** WORK INSTRUCTIONS **
From the line with "Convert this screenshot" through the final line, transcribe the material below character for character; include no other lines.

** EXCERPTED DATA **
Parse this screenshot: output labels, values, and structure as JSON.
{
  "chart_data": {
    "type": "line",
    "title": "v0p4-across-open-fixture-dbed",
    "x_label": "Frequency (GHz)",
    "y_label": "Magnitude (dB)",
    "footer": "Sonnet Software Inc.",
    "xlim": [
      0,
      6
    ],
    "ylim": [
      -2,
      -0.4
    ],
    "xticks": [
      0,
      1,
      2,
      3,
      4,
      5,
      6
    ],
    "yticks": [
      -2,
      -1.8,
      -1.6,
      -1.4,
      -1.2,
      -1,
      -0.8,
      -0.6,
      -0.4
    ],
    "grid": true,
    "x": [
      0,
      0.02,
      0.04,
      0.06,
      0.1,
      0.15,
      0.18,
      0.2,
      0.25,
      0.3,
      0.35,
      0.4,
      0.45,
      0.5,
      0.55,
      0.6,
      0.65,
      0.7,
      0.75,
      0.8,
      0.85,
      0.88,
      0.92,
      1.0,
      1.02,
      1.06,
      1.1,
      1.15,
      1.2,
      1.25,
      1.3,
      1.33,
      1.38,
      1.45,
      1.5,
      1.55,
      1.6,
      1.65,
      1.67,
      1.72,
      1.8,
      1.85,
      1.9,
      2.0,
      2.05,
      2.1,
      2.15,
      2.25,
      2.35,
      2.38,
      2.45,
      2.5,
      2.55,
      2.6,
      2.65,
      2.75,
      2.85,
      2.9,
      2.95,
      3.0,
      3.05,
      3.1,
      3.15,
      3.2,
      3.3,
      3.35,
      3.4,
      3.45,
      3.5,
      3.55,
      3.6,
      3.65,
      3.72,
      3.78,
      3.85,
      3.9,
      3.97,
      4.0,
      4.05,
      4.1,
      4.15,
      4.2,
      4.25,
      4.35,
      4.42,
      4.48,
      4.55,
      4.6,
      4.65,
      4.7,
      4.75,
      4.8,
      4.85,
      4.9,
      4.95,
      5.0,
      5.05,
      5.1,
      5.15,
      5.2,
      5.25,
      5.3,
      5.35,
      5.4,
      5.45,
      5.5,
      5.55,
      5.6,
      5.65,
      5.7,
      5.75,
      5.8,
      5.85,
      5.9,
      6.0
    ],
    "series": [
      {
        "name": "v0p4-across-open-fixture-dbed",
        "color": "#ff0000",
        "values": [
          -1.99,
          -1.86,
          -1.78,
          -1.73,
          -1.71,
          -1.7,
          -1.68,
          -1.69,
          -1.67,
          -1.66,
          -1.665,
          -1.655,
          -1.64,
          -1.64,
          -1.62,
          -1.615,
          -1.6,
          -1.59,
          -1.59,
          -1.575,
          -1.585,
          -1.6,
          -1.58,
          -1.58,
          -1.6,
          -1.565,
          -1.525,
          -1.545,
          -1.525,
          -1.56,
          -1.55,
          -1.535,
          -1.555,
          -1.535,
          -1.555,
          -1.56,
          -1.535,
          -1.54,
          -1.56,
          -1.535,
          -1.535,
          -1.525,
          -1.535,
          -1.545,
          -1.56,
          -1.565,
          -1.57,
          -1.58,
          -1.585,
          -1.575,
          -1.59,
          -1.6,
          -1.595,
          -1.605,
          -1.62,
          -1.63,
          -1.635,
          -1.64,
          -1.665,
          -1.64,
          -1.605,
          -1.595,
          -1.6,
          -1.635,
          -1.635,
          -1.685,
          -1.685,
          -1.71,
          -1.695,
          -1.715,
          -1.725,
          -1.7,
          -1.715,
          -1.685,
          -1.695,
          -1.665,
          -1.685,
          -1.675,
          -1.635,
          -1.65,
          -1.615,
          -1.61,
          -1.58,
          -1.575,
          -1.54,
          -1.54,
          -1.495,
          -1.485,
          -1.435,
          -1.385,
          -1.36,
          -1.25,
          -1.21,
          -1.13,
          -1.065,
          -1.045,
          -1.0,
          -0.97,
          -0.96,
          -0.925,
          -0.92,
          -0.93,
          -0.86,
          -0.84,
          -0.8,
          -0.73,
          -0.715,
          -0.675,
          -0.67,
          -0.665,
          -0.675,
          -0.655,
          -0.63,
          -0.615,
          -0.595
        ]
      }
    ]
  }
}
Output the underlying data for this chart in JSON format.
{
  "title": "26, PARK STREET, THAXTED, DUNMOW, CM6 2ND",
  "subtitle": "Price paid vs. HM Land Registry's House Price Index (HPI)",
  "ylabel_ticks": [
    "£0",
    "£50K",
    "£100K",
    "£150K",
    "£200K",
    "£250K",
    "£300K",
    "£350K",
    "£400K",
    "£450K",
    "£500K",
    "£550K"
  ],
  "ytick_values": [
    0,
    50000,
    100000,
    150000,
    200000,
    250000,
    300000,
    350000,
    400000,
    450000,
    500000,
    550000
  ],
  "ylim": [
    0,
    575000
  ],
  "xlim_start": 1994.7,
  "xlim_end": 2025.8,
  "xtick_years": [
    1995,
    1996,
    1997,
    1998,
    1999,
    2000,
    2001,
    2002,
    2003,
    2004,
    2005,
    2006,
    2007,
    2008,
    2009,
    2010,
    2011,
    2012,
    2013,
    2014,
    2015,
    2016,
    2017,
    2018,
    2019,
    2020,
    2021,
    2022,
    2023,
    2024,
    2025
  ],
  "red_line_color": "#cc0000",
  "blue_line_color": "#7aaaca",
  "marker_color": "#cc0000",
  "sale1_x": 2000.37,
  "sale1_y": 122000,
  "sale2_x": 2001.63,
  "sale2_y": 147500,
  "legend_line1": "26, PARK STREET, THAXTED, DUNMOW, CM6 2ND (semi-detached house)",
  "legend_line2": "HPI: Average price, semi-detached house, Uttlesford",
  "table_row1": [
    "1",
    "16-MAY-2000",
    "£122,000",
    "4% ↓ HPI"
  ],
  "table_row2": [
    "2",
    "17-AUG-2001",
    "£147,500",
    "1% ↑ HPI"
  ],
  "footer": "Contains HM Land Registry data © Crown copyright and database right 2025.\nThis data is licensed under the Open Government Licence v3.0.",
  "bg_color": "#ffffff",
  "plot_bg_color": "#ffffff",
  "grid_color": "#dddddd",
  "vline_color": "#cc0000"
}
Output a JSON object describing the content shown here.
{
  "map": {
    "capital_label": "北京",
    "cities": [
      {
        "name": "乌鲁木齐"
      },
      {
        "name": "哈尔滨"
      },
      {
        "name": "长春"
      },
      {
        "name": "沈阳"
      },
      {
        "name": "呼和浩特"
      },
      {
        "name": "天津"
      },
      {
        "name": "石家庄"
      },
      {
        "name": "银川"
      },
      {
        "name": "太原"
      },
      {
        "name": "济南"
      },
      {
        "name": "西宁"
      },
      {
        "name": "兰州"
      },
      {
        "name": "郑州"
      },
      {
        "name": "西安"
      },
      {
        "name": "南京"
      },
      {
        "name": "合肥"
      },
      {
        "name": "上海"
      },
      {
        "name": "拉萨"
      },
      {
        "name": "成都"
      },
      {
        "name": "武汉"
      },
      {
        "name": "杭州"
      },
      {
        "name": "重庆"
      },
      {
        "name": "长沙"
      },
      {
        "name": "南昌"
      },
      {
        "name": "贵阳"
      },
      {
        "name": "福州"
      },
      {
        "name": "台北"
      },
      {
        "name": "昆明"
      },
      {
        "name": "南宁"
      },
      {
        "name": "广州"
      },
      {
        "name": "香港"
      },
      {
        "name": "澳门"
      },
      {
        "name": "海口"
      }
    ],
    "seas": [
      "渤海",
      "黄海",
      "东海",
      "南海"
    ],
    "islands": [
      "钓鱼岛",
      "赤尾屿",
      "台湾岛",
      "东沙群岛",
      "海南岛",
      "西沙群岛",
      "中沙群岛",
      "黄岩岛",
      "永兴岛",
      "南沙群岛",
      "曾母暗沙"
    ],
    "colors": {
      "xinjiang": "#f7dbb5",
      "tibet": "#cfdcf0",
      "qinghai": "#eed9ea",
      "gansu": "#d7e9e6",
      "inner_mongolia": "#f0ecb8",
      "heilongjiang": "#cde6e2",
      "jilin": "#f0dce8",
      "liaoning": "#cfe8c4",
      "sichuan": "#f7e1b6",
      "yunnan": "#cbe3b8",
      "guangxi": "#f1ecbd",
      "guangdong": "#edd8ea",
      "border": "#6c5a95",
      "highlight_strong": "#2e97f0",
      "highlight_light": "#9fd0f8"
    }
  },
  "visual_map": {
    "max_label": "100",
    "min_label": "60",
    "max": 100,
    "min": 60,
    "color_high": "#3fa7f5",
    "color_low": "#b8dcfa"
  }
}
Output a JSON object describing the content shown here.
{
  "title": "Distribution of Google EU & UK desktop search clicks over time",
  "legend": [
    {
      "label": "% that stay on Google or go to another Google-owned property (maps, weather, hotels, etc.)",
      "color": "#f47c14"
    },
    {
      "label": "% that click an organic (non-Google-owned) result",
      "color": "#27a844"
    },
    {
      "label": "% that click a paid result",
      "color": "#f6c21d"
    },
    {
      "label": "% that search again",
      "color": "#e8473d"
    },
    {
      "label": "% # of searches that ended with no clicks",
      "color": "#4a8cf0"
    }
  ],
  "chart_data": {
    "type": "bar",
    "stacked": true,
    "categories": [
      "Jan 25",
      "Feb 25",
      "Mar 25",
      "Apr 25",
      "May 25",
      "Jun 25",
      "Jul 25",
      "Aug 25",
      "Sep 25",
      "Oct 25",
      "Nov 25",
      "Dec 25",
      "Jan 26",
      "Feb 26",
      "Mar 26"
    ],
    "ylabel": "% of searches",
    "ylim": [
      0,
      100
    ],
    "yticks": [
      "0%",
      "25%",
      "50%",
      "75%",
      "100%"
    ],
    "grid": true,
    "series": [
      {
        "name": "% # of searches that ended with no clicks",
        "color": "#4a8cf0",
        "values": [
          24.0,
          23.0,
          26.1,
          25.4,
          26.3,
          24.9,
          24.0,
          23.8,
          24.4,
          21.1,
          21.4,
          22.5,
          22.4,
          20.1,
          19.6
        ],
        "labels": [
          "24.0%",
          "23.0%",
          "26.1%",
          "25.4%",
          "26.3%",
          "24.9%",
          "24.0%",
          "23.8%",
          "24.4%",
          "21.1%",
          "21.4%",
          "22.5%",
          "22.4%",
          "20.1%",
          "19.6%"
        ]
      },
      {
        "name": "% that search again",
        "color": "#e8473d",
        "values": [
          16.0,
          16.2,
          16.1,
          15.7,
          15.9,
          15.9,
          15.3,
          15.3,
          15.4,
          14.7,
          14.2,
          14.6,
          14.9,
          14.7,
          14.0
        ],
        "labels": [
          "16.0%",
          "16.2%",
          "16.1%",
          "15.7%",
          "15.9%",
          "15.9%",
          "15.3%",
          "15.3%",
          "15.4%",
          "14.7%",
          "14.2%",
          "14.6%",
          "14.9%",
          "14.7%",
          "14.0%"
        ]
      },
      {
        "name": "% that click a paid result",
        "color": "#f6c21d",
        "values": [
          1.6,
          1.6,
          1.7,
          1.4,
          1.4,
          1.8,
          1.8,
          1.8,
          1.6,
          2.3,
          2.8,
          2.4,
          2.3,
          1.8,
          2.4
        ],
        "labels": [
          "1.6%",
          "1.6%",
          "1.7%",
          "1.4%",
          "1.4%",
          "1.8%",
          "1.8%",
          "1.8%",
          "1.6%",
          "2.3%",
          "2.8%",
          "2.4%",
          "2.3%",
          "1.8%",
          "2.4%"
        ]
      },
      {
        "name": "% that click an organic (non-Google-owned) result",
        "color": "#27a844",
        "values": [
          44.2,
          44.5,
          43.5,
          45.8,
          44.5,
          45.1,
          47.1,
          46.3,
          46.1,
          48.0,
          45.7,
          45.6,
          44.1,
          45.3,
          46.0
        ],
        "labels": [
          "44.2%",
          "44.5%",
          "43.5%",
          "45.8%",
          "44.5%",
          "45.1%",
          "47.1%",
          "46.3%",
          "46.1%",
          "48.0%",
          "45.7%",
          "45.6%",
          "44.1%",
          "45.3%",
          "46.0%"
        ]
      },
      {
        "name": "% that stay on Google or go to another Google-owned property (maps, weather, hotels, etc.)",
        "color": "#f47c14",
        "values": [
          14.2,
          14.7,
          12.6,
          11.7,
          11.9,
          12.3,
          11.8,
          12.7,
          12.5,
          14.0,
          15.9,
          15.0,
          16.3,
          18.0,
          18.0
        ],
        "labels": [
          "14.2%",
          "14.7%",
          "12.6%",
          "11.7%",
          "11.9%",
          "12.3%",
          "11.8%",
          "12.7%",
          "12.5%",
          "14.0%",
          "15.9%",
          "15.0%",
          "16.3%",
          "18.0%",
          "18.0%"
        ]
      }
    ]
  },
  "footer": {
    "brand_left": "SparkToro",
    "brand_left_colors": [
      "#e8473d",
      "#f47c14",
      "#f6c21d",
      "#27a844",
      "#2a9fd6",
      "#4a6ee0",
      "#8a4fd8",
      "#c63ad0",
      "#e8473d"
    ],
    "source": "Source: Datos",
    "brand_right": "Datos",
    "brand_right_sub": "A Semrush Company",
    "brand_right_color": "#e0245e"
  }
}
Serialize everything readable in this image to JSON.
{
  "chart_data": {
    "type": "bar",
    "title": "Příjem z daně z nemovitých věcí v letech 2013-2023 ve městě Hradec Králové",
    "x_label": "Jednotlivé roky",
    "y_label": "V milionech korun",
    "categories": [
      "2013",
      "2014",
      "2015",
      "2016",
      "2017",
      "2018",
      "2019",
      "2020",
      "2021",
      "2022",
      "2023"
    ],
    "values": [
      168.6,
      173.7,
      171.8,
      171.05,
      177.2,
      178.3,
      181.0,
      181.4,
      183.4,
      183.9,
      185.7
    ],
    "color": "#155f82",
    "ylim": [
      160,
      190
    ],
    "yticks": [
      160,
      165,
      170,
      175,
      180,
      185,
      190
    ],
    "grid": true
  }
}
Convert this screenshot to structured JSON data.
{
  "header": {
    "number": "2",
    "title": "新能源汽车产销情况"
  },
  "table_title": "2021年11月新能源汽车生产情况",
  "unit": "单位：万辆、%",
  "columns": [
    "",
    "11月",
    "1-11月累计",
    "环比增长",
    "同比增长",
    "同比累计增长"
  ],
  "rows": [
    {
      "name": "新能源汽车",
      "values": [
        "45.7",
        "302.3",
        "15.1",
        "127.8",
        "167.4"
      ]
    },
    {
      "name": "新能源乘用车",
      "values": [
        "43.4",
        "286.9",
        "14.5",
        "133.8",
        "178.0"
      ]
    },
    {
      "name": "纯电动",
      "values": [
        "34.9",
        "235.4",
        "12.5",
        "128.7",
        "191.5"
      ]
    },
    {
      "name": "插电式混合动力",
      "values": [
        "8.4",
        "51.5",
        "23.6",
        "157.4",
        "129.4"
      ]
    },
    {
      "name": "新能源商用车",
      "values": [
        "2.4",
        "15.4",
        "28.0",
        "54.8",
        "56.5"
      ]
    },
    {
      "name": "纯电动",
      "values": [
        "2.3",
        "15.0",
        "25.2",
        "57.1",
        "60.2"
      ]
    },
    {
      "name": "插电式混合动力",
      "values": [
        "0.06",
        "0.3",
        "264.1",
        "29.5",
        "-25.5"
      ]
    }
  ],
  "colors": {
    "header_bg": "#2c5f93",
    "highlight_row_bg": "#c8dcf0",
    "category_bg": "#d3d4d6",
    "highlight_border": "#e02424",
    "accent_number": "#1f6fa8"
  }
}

** RESULT FOR THIS EXERCISE **
Convert this screenshot to structured JSON data.
{
  "header": {
    "number": "2",
    "title": "新能源汽车产销情况"
  },
  "table_title": "2021年11月新能源汽车生产情况",
  "unit": "单位：万辆、%",
  "columns": [
    "",
    "11月",
    "1-11月累计",
    "环比增长",
    "同比增长",
    "同比累计增长"
  ],
  "rows": [
    {
      "name": "新能源汽车",
      "values": [
        "45.7",
        "302.3",
        "15.1",
        "127.8",
        "167.4"
      ]
    },
    {
      "name": "新能源乘用车",
      "values": [
        "43.4",
        "286.9",
        "14.5",
        "133.8",
        "178.0"
      ]
    },
    {
      "name": "纯电动",
      "values": [
        "34.9",
        "235.4",
        "12.5",
        "128.7",
        "191.5"
      ]
    },
    {
      "name": "插电式混合动力",
      "values": [
        "8.4",
        "51.5",
        "23.6",
        "157.4",
        "129.4"
      ]
    },
    {
      "name": "新能源商用车",
      "values": [
        "2.4",
        "15.4",
        "28.0",
        "54.8",
        "56.5"
      ]
    },
    {
      "name": "纯电动",
      "values": [
        "2.3",
        "15.0",
        "25.2",
        "57.1",
        "60.2"
      ]
    },
    {
      "name": "插电式混合动力",
      "values": [
        "0.06",
        "0.3",
        "264.1",
        "29.5",
        "-25.5"
      ]
    }
  ],
  "colors": {
    "header_bg": "#2c5f93",
    "highlight_row_bg": "#c8dcf0",
    "category_bg": "#d3d4d6",
    "highlight_border": "#e02424",
    "accent_number": "#1f6fa8"
  }
}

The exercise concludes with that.